### Task directions
Resume the island-hopping text below, starting right after its final sentence.

### Extracted text
___

As I closed in on my goal I
also realized that I was absolutely enthralled with the islands of the islands
and as of today I am one species shy of having seen them all. The missing culprit still lives (hopefully at
least) in one wetland in central Cuba and as soon as I get back to the island I
want to search for it again.
Jimmy Buffett says in another
classic song “Through all of the islands and all of the highlands, if we
couldn’t laugh we would all go insane.”
At one point after my divorce I was convinced that I would go insane but
then I learned how to laugh and it all went away. All of that laughing occurred through all of
the islands and all of their highlands and lowlands and as of before my trip to
Roatan I had visited 75 islands in the islands.
Much of the exploration was for birds and much was for self-improvement
and unknown to me at the time much of it also was directed at finding the
perfect island. It would be the place
where I could hang out a shingle saying “Gone coconut hunting” and never look
back.
Through all of those islands I
definitely had my favorites. Dominica
with its volcanic black sand beaches was right near the top and so was Tobago
with its snow-white beaches. The tourism
board for Anguilla in the Windward Islands markets the island as “tranquility
wrapped in blue” and once you have been there you realize that there is no
finer marketing motto for the country than the one they have chosen. Cayman Brac in the Cayman Islands also ranked
right up there among the favorites for many reasons most importantly its
isolation and that fact that condominium developers have for some unexplainable
reason not found and defiled Cayman Brac.
I wish I was there right now
I was convinced after 31 years
of island-hopping that anyone of those four island could easily be “the one” if
I ever had to pick among them for the ultimate escape. Then one day the Carnival Pride slipped into
Mahogany Bay harbour on Roatan, one of the Bay Islands of Honduras, and my
entire outlook on what island was best had to be completely re-examined.

___

### Data excerpts
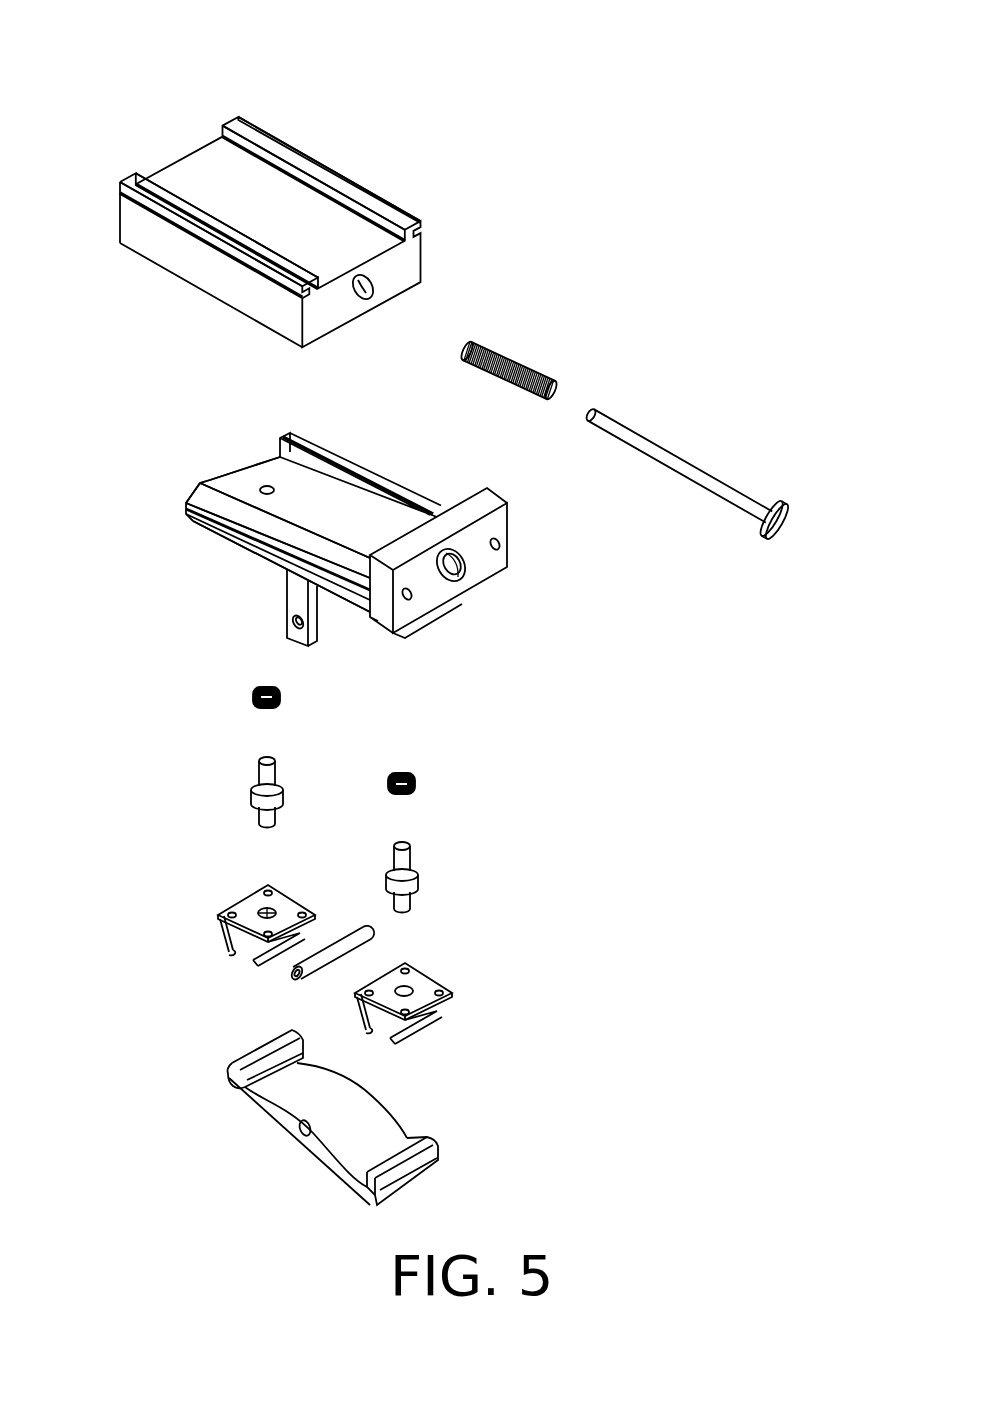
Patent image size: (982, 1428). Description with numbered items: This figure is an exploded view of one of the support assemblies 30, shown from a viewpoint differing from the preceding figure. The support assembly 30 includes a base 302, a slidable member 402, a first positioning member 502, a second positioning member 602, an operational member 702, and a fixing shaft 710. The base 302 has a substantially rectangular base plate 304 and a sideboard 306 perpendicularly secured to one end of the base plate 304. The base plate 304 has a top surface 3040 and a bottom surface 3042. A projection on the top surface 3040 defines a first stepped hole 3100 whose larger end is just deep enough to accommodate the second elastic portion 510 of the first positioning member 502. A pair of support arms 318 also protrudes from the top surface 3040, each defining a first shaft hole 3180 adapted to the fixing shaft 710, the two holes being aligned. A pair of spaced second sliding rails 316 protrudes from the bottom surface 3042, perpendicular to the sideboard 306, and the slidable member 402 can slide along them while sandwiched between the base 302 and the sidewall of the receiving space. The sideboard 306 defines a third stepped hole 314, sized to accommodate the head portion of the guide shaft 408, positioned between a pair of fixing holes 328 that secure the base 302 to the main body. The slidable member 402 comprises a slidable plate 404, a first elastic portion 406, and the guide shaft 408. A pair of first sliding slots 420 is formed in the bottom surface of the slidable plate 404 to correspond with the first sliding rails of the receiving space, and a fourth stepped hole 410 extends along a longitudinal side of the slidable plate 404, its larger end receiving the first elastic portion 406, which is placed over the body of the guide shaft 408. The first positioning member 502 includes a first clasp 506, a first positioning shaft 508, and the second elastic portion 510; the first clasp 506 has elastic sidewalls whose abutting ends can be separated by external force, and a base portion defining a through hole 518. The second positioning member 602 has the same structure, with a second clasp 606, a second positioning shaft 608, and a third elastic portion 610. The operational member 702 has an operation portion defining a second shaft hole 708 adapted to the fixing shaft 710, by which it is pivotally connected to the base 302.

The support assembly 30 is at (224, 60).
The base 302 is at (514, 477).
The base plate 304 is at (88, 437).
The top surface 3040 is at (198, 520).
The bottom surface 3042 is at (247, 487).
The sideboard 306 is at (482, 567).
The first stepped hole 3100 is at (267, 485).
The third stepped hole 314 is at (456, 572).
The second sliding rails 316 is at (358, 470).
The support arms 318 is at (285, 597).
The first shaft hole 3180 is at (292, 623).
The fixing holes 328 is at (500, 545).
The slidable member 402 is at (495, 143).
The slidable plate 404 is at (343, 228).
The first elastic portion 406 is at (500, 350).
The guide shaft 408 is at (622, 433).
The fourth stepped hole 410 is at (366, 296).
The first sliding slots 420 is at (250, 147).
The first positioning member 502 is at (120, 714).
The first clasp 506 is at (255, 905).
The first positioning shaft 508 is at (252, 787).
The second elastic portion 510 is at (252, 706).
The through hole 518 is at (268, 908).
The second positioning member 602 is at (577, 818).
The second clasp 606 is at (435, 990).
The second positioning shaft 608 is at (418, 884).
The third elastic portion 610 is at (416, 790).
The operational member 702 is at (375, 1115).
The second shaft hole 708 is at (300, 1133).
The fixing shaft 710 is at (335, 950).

___

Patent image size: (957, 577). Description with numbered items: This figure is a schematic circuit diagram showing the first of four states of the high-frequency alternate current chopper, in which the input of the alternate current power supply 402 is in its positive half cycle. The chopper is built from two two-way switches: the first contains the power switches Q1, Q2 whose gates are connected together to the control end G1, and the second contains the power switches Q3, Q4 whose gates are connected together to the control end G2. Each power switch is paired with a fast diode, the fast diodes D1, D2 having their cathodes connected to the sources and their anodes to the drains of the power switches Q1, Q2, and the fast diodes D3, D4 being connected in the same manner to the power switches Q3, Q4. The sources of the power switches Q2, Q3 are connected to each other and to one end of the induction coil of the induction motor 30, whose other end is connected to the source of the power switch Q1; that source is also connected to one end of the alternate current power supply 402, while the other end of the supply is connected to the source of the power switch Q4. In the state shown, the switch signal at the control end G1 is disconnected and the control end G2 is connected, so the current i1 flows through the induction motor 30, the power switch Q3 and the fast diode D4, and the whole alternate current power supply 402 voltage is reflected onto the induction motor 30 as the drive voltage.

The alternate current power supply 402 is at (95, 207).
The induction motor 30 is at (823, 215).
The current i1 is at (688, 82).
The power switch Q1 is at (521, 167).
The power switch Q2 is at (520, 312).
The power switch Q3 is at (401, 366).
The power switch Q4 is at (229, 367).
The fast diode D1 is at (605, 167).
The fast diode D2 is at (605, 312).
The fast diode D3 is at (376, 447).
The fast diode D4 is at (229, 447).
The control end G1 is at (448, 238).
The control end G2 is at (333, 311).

___

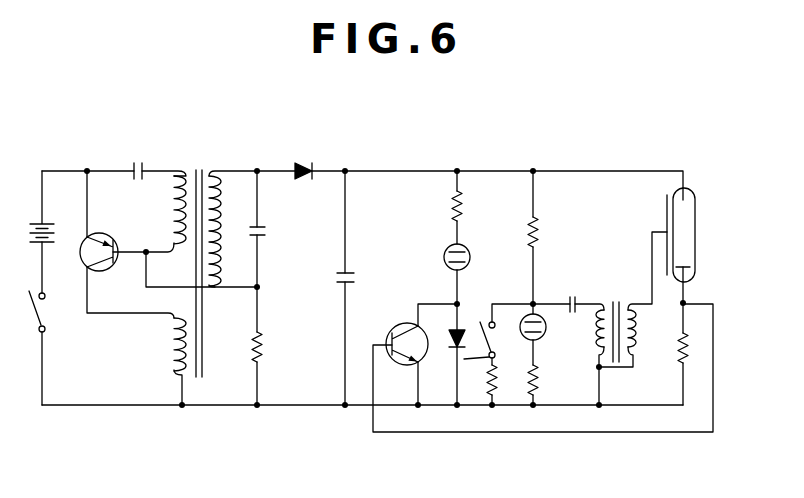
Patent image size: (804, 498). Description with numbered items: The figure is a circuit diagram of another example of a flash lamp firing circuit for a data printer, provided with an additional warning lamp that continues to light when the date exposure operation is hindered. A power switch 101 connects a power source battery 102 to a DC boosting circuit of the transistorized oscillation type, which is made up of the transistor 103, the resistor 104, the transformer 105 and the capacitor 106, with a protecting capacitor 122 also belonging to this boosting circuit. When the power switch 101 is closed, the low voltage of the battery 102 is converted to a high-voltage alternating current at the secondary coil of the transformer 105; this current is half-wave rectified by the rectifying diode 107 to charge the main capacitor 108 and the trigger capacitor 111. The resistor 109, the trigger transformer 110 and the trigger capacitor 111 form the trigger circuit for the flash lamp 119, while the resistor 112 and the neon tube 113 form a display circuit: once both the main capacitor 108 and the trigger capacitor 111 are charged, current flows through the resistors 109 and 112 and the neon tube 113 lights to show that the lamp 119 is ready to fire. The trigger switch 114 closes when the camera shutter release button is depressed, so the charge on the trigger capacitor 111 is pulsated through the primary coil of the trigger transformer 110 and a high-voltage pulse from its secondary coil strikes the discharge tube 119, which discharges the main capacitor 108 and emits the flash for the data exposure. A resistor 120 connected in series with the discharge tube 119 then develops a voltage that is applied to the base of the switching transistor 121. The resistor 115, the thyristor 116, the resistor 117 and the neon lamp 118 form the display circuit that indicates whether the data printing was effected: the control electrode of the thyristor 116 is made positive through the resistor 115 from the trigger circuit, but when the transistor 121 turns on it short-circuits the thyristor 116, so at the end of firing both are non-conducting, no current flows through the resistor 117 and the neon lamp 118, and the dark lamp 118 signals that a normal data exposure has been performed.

___

### Response to the task
From the moment I first saw it
off the starboard rail on deck 5 I loved Roatan. Even before touching its soil I could tell it
was for me. Long and sinuous like Anguilla but with tropical rainforest that
dripped with birds and wallowed in uniqueness and just begged me to explore it. Then there was the impeccably clean roads,
the lack of rampant deforestation, the almost total lack of condo commandos
raping the countryside for personal gain and then there were the reefs. My partner is a diver and she has convinced
me to learn how to SCUBA which is next on my list of priority actions I need to
take to keep my partner happy with me.
She returned from her dives on the north shore of the island and said
that among the 80 dives she had made in her life the two best were the first
and second dives she made that day off Roatan.
My first Honduran sunrise in 20 years was this one on the coast of Roatan on February 26, 2015. Given that I don't have 20 more years left I need to return there sooner rather than later. Tomorrow wouldn't be soon enough.
I spent a day walking around
Roatan talking to the locals and getting a feel for the place. One particular annoying tout refused to take
the hint and leave me alone as I explained to him that I wasn’t interested in a
ferry ride to La Ceiba, and I didn’t want to go parasailing, and the last thing
I was interested in was paying him $100 for an hour of sex with his sixteen
year old sister who, miraculously, was apparently still a virgin. What I wanted to do was be alone and soak in
his island. Eventually he took my
increasingly loud and forceful hints and apologized saying “I’m sorry for the
harassment but this is how we have to make a living here.” A sad reality of the islands.
Roatan, the largest of the Bay Islands, lies just a stones throw off the coast of Honduras. Jimmy Buffett once said that his fictional Margaritaville was "anywhere you want it to be." On my first trip to Honduras I thought I found mine about a mile down the coast from Tela. Now I wonder if I wasn't about 50 miles too far south.
Honduras is one of the poorest
of several very poor countries in Central America. It’s annual per capita
income in 2013 was slightly more than $4,848 which is considerably less than I
make after taxes in one month from my retirement account. Not far away from Honduras in resource rich
Costa Rica the per capita income is about $8,923 annually or almost twice that
of Honduras. Despite the abysmal
economic picture in Honduras the country and especially the Bay Islands have
become Mecca for retired Americans, Canadians, and Europeans seeking a cheap
place to extend the benefits of their annuities. A look at Roatan real estate shows that
houses in the $250,000 range are common and some sell for as much as $1
million. A one-quarter million dollar
house owned by some gringo represents the sum of the per capita income of 60
Hondurans. Clearly the economic divide
here is abundantly obvious. Yet you
can’t tell that by talking to Hondurans.
Those I met that day except for
the sister-selling tout were very proud of their Honduran heritage, fiercely
protective of their island, and oh-so-happy to not be living on the mainland.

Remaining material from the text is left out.